RECORD SET Block Start
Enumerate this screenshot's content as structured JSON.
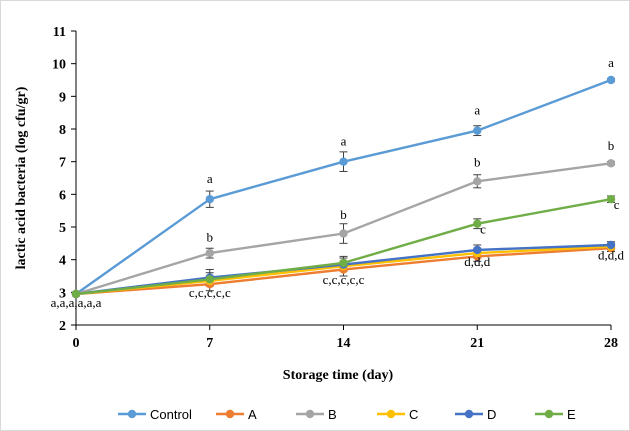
{
  "colors": {
    "Control": "#5B9BD5",
    "A": "#ED7D31",
    "B": "#A5A5A5",
    "C": "#FFC000",
    "D": "#4472C4",
    "E": "#70AD47",
    "axis": "#000000",
    "errorbar": "#404040",
    "frame": "#d9d9d9"
  },
  "chart_data": {
    "type": "line",
    "title": "",
    "xlabel": "Storage time (day)",
    "ylabel": "lactic acid bacteria (log cfu/gr)",
    "x": [
      0,
      7,
      14,
      21,
      28
    ],
    "xlim": [
      0,
      28
    ],
    "ylim": [
      2,
      11
    ],
    "yticks": [
      2,
      3,
      4,
      5,
      6,
      7,
      8,
      9,
      10,
      11
    ],
    "grid": false,
    "legend_position": "bottom",
    "series": [
      {
        "name": "Control",
        "values": [
          2.95,
          5.85,
          7.0,
          7.95,
          9.5
        ],
        "errors": [
          0.05,
          0.25,
          0.3,
          0.15,
          0.05
        ]
      },
      {
        "name": "A",
        "values": [
          2.95,
          3.25,
          3.7,
          4.1,
          4.35
        ],
        "errors": [
          0.05,
          0.2,
          0.2,
          0.15,
          0.1
        ]
      },
      {
        "name": "B",
        "values": [
          2.95,
          4.2,
          4.8,
          6.4,
          6.95
        ],
        "errors": [
          0.05,
          0.15,
          0.3,
          0.2,
          0.05
        ]
      },
      {
        "name": "C",
        "values": [
          2.95,
          3.35,
          3.8,
          4.2,
          4.4
        ],
        "errors": [
          0.05,
          0.15,
          0.15,
          0.15,
          0.1
        ]
      },
      {
        "name": "D",
        "values": [
          2.95,
          3.45,
          3.85,
          4.3,
          4.45
        ],
        "errors": [
          0.05,
          0.25,
          0.2,
          0.15,
          0.1
        ]
      },
      {
        "name": "E",
        "values": [
          2.95,
          3.4,
          3.9,
          5.1,
          5.85
        ],
        "errors": [
          0.05,
          0.2,
          0.2,
          0.15,
          0.1
        ]
      }
    ],
    "annotations": [
      {
        "text": "a,a,a,a,a,a",
        "x": 0,
        "y": 2.55
      },
      {
        "text": "a",
        "x": 7,
        "y": 6.35
      },
      {
        "text": "b",
        "x": 7,
        "y": 4.55
      },
      {
        "text": "c,c,c,c,c",
        "x": 7,
        "y": 2.85
      },
      {
        "text": "a",
        "x": 14,
        "y": 7.5
      },
      {
        "text": "b",
        "x": 14,
        "y": 5.25
      },
      {
        "text": "c,c,c,c,c",
        "x": 14,
        "y": 3.25
      },
      {
        "text": "a",
        "x": 21,
        "y": 8.45
      },
      {
        "text": "b",
        "x": 21,
        "y": 6.85
      },
      {
        "text": "c",
        "x": 21.3,
        "y": 4.8
      },
      {
        "text": "d,d,d",
        "x": 21,
        "y": 3.8
      },
      {
        "text": "a",
        "x": 28,
        "y": 9.9
      },
      {
        "text": "b",
        "x": 28,
        "y": 7.35
      },
      {
        "text": "c",
        "x": 28.3,
        "y": 5.55
      },
      {
        "text": "d,d,d",
        "x": 28,
        "y": 4.0
      }
    ]
  }
}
RECORD SET Block End
- _PROBLEM DETAILS_
In case the records contain pictures, keep those out and repeat the rest exactly.

- _RESULT OF THE EXERCISE_
Enumerate this screenshot's content as structured JSON.
{
  "colors": {
    "Control": "#5B9BD5",
    "A": "#ED7D31",
    "B": "#A5A5A5",
    "C": "#FFC000",
    "D": "#4472C4",
    "E": "#70AD47",
    "axis": "#000000",
    "errorbar": "#404040",
    "frame": "#d9d9d9"
  },
  "chart_data": {
    "type": "line",
    "title": "",
    "xlabel": "Storage time (day)",
    "ylabel": "lactic acid bacteria (log cfu/gr)",
    "x": [
      0,
      7,
      14,
      21,
      28
    ],
    "xlim": [
      0,
      28
    ],
    "ylim": [
      2,
      11
    ],
    "yticks": [
      2,
      3,
      4,
      5,
      6,
      7,
      8,
      9,
      10,
      11
    ],
    "grid": false,
    "legend_position": "bottom",
    "series": [
      {
        "name": "Control",
        "values": [
          2.95,
          5.85,
          7.0,
          7.95,
          9.5
        ],
        "errors": [
          0.05,
          0.25,
          0.3,
          0.15,
          0.05
        ]
      },
      {
        "name": "A",
        "values": [
          2.95,
          3.25,
          3.7,
          4.1,
          4.35
        ],
        "errors": [
          0.05,
          0.2,
          0.2,
          0.15,
          0.1
        ]
      },
      {
        "name": "B",
        "values": [
          2.95,
          4.2,
          4.8,
          6.4,
          6.95
        ],
        "errors": [
          0.05,
          0.15,
          0.3,
          0.2,
          0.05
        ]
      },
      {
        "name": "C",
        "values": [
          2.95,
          3.35,
          3.8,
          4.2,
          4.4
        ],
        "errors": [
          0.05,
          0.15,
          0.15,
          0.15,
          0.1
        ]
      },
      {
        "name": "D",
        "values": [
          2.95,
          3.45,
          3.85,
          4.3,
          4.45
        ],
        "errors": [
          0.05,
          0.25,
          0.2,
          0.15,
          0.1
        ]
      },
      {
        "name": "E",
        "values": [
          2.95,
          3.4,
          3.9,
          5.1,
          5.85
        ],
        "errors": [
          0.05,
          0.2,
          0.2,
          0.15,
          0.1
        ]
      }
    ],
    "annotations": [
      {
        "text": "a,a,a,a,a,a",
        "x": 0,
        "y": 2.55
      },
      {
        "text": "a",
        "x": 7,
        "y": 6.35
      },
      {
        "text": "b",
        "x": 7,
        "y": 4.55
      },
      {
        "text": "c,c,c,c,c",
        "x": 7,
        "y": 2.85
      },
      {
        "text": "a",
        "x": 14,
        "y": 7.5
      },
      {
        "text": "b",
        "x": 14,
        "y": 5.25
      },
      {
        "text": "c,c,c,c,c",
        "x": 14,
        "y": 3.25
      },
      {
        "text": "a",
        "x": 21,
        "y": 8.45
      },
      {
        "text": "b",
        "x": 21,
        "y": 6.85
      },
      {
        "text": "c",
        "x": 21.3,
        "y": 4.8
      },
      {
        "text": "d,d,d",
        "x": 21,
        "y": 3.8
      },
      {
        "text": "a",
        "x": 28,
        "y": 9.9
      },
      {
        "text": "b",
        "x": 28,
        "y": 7.35
      },
      {
        "text": "c",
        "x": 28.3,
        "y": 5.55
      },
      {
        "text": "d,d,d",
        "x": 28,
        "y": 4.0
      }
    ]
  }
}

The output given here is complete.